▶ **Dataset content**
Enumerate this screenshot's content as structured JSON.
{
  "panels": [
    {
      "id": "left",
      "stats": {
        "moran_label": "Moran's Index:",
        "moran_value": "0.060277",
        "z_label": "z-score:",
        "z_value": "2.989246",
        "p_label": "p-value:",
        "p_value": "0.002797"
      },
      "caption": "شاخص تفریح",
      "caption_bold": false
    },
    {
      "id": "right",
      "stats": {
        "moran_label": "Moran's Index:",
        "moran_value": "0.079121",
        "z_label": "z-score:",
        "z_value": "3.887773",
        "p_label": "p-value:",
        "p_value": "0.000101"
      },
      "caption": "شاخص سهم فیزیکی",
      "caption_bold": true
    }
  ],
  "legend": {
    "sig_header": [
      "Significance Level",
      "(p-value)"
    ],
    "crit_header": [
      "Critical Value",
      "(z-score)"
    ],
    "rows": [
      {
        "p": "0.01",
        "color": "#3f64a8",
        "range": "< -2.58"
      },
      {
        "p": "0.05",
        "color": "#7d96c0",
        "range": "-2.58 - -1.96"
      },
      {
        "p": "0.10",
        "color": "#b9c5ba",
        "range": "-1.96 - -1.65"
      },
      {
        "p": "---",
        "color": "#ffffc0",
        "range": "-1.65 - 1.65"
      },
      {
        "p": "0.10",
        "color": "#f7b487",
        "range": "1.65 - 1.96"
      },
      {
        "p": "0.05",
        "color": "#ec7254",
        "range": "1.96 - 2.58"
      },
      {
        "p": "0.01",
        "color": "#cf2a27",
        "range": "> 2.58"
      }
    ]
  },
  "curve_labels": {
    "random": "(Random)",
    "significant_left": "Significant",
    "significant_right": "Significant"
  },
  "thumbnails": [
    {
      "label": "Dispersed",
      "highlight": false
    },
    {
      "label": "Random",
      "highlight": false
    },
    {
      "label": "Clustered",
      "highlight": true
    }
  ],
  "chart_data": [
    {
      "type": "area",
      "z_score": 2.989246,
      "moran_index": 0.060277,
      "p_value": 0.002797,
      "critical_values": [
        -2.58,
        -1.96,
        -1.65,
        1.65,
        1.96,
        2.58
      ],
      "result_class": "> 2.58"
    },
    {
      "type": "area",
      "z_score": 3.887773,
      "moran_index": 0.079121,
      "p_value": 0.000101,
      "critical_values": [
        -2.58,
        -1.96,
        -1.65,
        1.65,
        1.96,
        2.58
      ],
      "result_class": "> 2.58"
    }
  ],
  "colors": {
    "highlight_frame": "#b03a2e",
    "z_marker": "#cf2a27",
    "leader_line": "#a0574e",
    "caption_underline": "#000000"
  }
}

▶ **Exercise requirements**
Search the data above for lines holding "Significant" and copy each of them.

▶ **Answer to the problem**
    "significant_left": "Significant",
    "significant_right": "Significant"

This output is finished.